====== ENTRIES SHOWN

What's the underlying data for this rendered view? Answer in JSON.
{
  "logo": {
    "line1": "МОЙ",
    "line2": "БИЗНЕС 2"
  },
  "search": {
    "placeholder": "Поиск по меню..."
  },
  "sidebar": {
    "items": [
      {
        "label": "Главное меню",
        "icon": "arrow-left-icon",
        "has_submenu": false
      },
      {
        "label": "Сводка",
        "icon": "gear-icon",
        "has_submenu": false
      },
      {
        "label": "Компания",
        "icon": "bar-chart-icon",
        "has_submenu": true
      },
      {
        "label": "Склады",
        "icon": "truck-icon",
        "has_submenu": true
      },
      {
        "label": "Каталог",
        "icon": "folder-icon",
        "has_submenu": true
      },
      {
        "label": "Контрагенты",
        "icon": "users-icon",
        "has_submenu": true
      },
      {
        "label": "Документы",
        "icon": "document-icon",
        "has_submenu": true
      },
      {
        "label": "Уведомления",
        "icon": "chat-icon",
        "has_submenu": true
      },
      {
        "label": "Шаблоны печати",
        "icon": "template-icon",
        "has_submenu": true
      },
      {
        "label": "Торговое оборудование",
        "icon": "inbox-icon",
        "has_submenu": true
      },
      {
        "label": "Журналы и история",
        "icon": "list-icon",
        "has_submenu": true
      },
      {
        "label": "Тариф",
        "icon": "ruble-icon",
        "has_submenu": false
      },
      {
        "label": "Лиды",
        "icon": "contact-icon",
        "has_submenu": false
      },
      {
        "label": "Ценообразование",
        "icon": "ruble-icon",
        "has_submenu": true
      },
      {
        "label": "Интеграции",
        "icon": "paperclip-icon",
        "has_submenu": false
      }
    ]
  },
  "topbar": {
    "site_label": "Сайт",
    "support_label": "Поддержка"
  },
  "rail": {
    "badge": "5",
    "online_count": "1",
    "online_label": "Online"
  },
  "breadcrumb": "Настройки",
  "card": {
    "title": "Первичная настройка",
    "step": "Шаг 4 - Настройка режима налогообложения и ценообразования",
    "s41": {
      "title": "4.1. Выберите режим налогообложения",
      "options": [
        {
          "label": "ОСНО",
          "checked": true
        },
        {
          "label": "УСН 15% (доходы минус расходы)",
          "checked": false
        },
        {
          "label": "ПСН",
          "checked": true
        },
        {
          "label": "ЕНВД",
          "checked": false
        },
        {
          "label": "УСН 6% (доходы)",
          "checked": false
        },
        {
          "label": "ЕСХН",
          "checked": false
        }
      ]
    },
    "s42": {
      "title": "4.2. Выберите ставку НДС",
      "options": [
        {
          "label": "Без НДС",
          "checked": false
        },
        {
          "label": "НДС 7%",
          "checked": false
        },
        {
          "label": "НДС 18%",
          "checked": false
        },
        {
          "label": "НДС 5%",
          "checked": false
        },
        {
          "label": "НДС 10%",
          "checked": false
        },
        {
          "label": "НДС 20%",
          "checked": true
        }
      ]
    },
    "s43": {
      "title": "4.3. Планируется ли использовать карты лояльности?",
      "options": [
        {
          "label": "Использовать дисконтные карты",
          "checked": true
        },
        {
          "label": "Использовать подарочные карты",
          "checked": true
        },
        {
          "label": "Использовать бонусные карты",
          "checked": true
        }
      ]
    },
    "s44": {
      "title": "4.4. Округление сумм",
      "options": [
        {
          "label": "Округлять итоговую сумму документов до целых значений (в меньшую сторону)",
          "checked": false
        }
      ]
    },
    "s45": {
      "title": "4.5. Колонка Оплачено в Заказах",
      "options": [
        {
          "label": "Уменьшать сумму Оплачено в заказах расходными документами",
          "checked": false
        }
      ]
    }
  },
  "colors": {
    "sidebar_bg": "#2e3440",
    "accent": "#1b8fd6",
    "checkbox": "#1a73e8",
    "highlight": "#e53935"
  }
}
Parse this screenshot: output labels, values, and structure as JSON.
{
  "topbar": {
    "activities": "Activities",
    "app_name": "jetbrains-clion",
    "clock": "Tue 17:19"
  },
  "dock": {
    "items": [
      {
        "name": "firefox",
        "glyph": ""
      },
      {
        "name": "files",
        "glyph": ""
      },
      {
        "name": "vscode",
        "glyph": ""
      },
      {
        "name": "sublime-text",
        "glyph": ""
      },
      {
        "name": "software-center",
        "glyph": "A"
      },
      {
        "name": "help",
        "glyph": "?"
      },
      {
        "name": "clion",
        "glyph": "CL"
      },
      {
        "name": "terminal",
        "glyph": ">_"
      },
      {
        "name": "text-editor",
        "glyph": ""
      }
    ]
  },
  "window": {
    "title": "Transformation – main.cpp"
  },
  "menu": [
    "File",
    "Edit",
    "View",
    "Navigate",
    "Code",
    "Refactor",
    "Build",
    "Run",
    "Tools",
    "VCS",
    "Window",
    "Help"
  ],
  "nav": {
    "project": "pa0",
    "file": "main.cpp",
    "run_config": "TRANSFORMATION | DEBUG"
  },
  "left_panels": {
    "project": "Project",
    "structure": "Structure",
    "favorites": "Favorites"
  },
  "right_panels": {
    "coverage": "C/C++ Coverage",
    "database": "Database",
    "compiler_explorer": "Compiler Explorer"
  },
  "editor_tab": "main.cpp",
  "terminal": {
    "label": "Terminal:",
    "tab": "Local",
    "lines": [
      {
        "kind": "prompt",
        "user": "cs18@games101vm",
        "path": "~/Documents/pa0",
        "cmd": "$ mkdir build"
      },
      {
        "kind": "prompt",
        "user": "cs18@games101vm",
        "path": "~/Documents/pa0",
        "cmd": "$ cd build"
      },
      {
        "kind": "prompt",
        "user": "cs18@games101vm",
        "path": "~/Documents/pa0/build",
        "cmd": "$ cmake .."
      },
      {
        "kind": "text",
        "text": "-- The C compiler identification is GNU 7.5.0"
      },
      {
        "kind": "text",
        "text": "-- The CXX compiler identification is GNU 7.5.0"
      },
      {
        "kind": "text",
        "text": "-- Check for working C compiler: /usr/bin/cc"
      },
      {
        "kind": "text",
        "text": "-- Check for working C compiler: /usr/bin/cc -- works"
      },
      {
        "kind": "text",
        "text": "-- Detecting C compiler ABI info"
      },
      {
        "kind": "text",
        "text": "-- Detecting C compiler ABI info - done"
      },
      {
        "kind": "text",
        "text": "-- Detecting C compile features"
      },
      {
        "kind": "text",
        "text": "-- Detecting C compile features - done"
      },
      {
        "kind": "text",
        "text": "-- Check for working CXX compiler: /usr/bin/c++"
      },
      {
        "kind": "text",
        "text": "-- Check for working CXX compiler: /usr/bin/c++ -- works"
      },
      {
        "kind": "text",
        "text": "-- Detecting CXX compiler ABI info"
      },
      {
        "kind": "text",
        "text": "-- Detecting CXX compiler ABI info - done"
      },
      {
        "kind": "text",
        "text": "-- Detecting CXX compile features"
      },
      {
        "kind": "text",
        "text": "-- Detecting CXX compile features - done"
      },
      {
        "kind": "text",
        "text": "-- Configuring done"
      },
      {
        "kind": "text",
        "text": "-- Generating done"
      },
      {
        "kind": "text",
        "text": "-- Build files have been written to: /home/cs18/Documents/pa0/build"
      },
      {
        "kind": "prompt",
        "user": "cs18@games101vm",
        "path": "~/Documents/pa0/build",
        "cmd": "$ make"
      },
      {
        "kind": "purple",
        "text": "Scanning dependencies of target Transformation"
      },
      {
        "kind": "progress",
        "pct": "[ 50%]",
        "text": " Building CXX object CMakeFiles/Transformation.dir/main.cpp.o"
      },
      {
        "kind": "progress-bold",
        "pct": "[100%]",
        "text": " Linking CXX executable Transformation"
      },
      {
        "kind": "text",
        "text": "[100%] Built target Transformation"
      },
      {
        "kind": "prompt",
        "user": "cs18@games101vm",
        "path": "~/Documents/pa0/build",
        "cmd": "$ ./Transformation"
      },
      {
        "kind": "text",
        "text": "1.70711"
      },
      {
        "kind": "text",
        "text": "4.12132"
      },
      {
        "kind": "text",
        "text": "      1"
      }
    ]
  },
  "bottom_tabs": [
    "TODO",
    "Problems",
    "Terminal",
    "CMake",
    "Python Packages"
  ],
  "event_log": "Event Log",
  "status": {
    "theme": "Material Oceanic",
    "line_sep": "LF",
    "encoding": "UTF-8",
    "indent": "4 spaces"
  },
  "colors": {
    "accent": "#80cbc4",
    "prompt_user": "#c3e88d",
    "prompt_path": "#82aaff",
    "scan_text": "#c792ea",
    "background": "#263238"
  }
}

============

**AIM OF THE EXERCISE:** Note every line above where the string "works" shows up, and copy those lines.

**RESPONSE FOR THIS EXERCISE:**
        "text": "-- Check for working C compiler: /usr/bin/cc -- works"
        "text": "-- Check for working CXX compiler: /usr/bin/c++ -- works"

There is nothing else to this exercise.